SUPPLIED DATA:
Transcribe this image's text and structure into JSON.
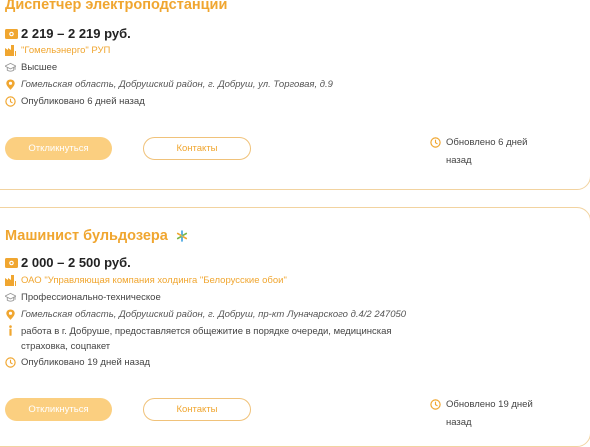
{
  "colors": {
    "accent": "#f0a630",
    "button_fill": "#fbcf80",
    "border": "#f2d3a0"
  },
  "vacancies": [
    {
      "title": "Диспетчер электроподстанции",
      "salary": "2 219 – 2 219 руб.",
      "company": "\"Гомельэнерго\" РУП",
      "education": "Высшее",
      "address": "Гомельская область, Добрушский район, г. Добруш, ул. Торговая, д.9",
      "published": "Опубликовано 6 дней назад",
      "apply_label": "Откликнуться",
      "contacts_label": "Контакты",
      "updated": "Обновлено 6 дней назад"
    },
    {
      "title": "Машинист бульдозера",
      "salary": "2 000 – 2 500 руб.",
      "company": "ОАО \"Управляющая компания холдинга \"Белорусские обои\"",
      "education": "Профессионально-техническое",
      "address": "Гомельская область, Добрушский район, г. Добруш, пр-кт Луначарского д.4/2 247050",
      "info": "работа в г. Добруше, предоставляется общежитие в порядке очереди, медицинская страховка, соцпакет",
      "published": "Опубликовано 19 дней назад",
      "apply_label": "Откликнуться",
      "contacts_label": "Контакты",
      "updated": "Обновлено 19 дней назад"
    }
  ],
  "icons": [
    "money-icon",
    "company-icon",
    "education-icon",
    "location-icon",
    "clock-icon",
    "info-icon",
    "star-badge-icon"
  ]
}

STATED EXERCISE: Pick out and copy the lines of the material that include the word "title".

WRITTEN RESPONSE:
      "title": "Диспетчер электроподстанции",
      "title": "Машинист бульдозера",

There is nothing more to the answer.